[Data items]
______

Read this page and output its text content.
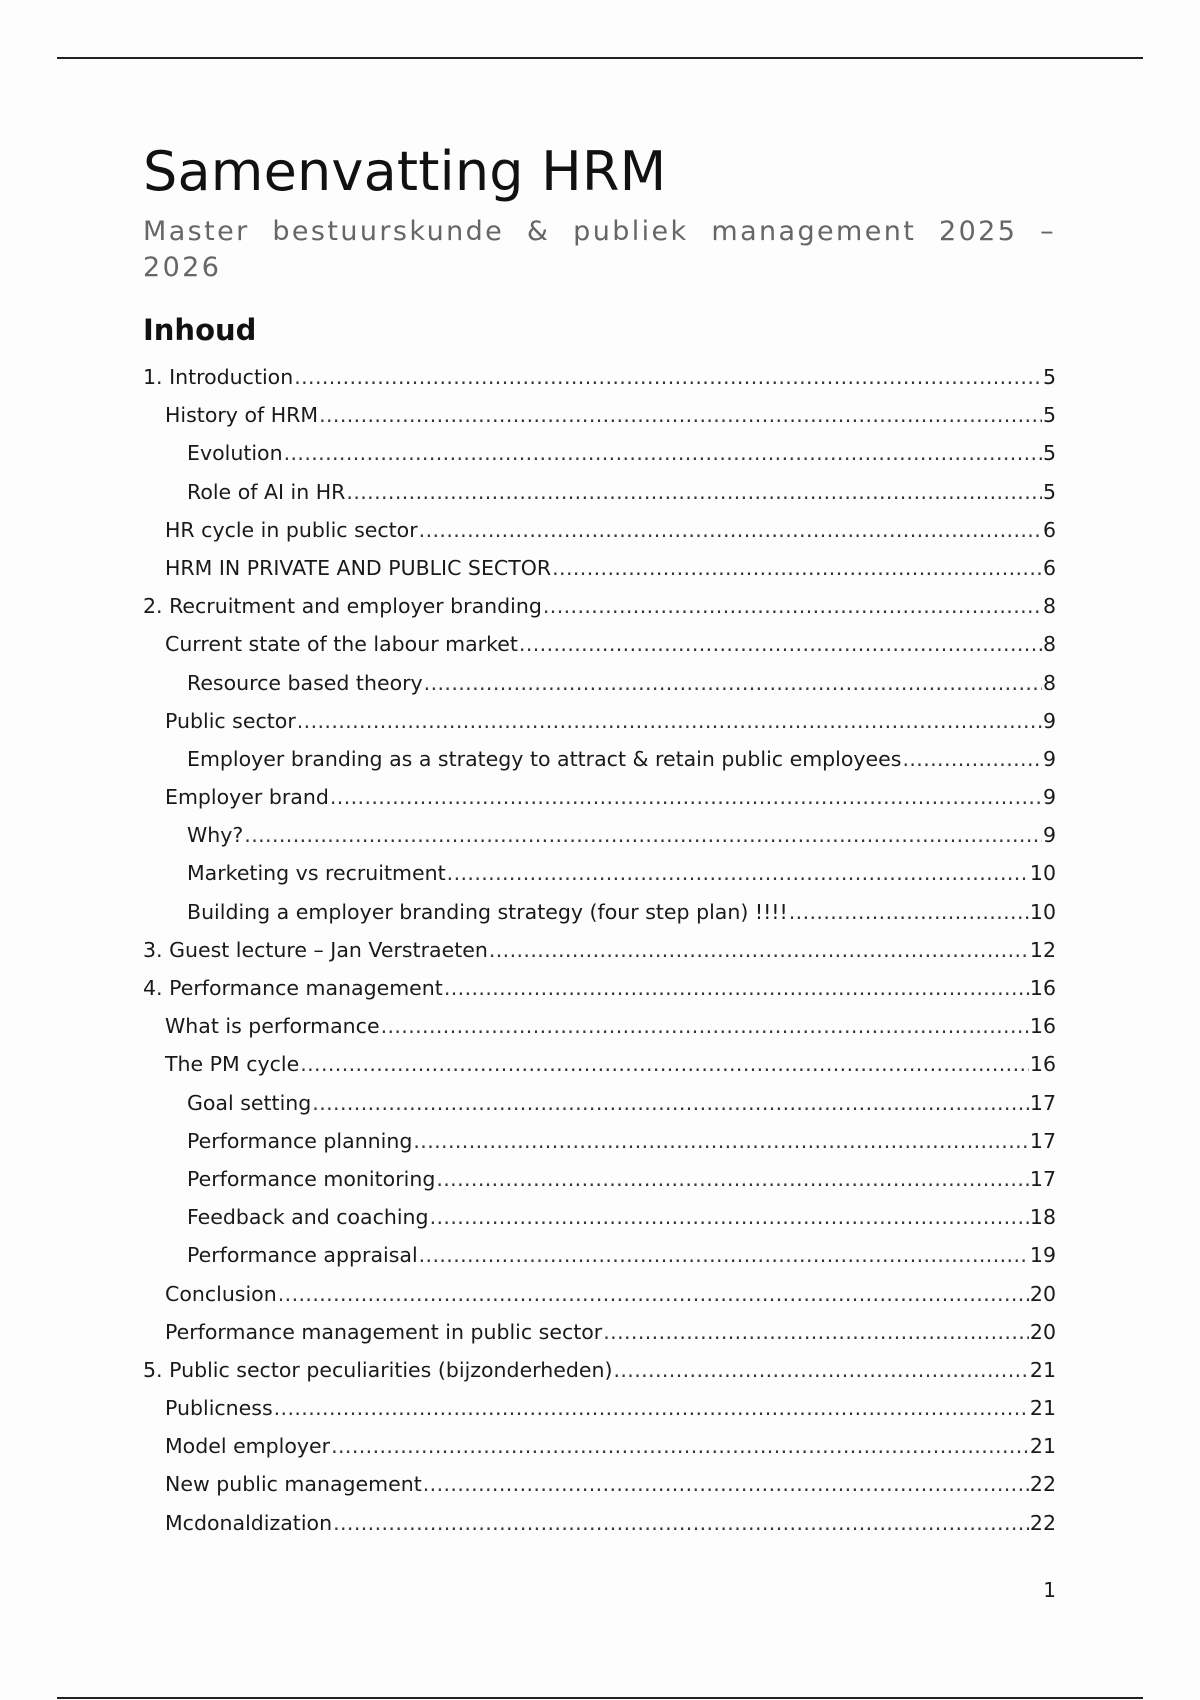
Samenvatting HRM

Master bestuurskunde & publiek management 2025 – 2026

Inhoud
1. Introduction .....	5
History of HRM .....	5
Evolution .....	5
Role of AI in HR .....	5
HR cycle in public sector .....	6
HRM IN PRIVATE AND PUBLIC SECTOR .....	6
2. Recruitment and employer branding .....	8
Current state of the labour market .....	8
Resource based theory .....	8
Public sector .....	9
Employer branding as a strategy to attract & retain public employees .....	9
Employer brand .....	9
Why? .....	9
Marketing vs recruitment .....	10
Building a employer branding strategy (four step plan) !!!! .....	10
3. Guest lecture – Jan Verstraeten .....	12
4. Performance management .....	16
What is performance .....	16
The PM cycle .....	16
Goal setting .....	17
Performance planning .....	17
Performance monitoring .....	17
Feedback and coaching .....	18
Performance appraisal .....	19
Conclusion .....	20
Performance management in public sector .....	20
5. Public sector peculiarities (bijzonderheden) .....	21
Publicness .....	21
Model employer .....	21
New public management .....	22
Mcdonaldization .....	22
1
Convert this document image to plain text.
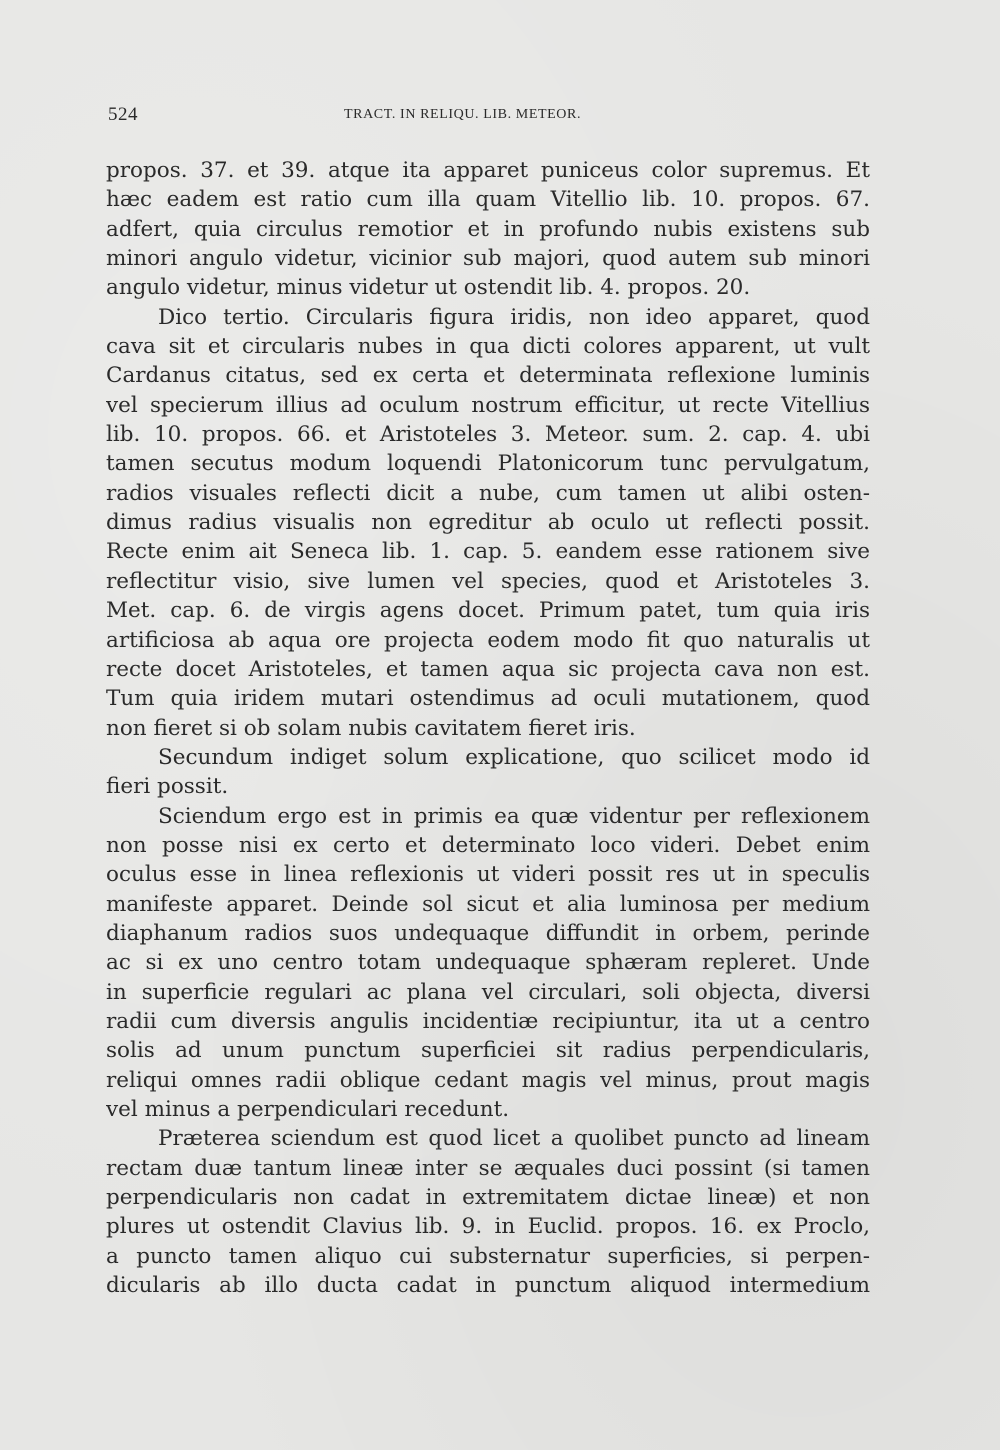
524	TRACT. IN RELIQU. LIB. METEOR.
propos. 37. et 39. atque ita apparet puniceus color supremus. Et
hæc eadem est ratio cum illa quam Vitellio lib. 10. propos. 67.
adfert, quia circulus remotior et in profundo nubis existens sub
minori angulo videtur, vicinior sub majori, quod autem sub minori
angulo videtur, minus videtur ut ostendit lib. 4. propos. 20.
Dico tertio. Circularis figura iridis, non ideo apparet, quod
cava sit et circularis nubes in qua dicti colores apparent, ut vult
Cardanus citatus, sed ex certa et determinata reflexione luminis
vel specierum illius ad oculum nostrum efficitur, ut recte Vitellius
lib. 10. propos. 66. et Aristoteles 3. Meteor. sum. 2. cap. 4. ubi
tamen secutus modum loquendi Platonicorum tunc pervulgatum,
radios visuales reflecti dicit a nube, cum tamen ut alibi osten-
dimus radius visualis non egreditur ab oculo ut reflecti possit.
Recte enim ait Seneca lib. 1. cap. 5. eandem esse rationem sive
reflectitur visio, sive lumen vel species, quod et Aristoteles 3.
Met. cap. 6. de virgis agens docet. Primum patet, tum quia iris
artificiosa ab aqua ore projecta eodem modo fit quo naturalis ut
recte docet Aristoteles, et tamen aqua sic projecta cava non est.
Tum quia iridem mutari ostendimus ad oculi mutationem, quod
non fieret si ob solam nubis cavitatem fieret iris.
Secundum indiget solum explicatione, quo scilicet modo id
fieri possit.
Sciendum ergo est in primis ea quæ videntur per reflexionem
non posse nisi ex certo et determinato loco videri. Debet enim
oculus esse in linea reflexionis ut videri possit res ut in speculis
manifeste apparet. Deinde sol sicut et alia luminosa per medium
diaphanum radios suos undequaque diffundit in orbem, perinde
ac si ex uno centro totam undequaque sphæram repleret. Unde
in superficie regulari ac plana vel circulari, soli objecta, diversi
radii cum diversis angulis incidentiæ recipiuntur, ita ut a centro
solis ad unum punctum superficiei sit radius perpendicularis,
reliqui omnes radii oblique cedant magis vel minus, prout magis
vel minus a perpendiculari recedunt.
Præterea sciendum est quod licet a quolibet puncto ad lineam
rectam duæ tantum lineæ inter se æquales duci possint (si tamen
perpendicularis non cadat in extremitatem dictae lineæ) et non
plures ut ostendit Clavius lib. 9. in Euclid. propos. 16. ex Proclo,
a puncto tamen aliquo cui substernatur superficies, si perpen-
dicularis ab illo ducta cadat in punctum aliquod intermedium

______

Instructions for the task
Where does the word "branding" appear in the listing? List each line that holds it.

Solution to this problem
2. Recruitment and employer branding .....	8
Employer branding as a strategy to attract & retain public employees .....	9
Building a employer branding strategy (four step plan) !!!! .....	10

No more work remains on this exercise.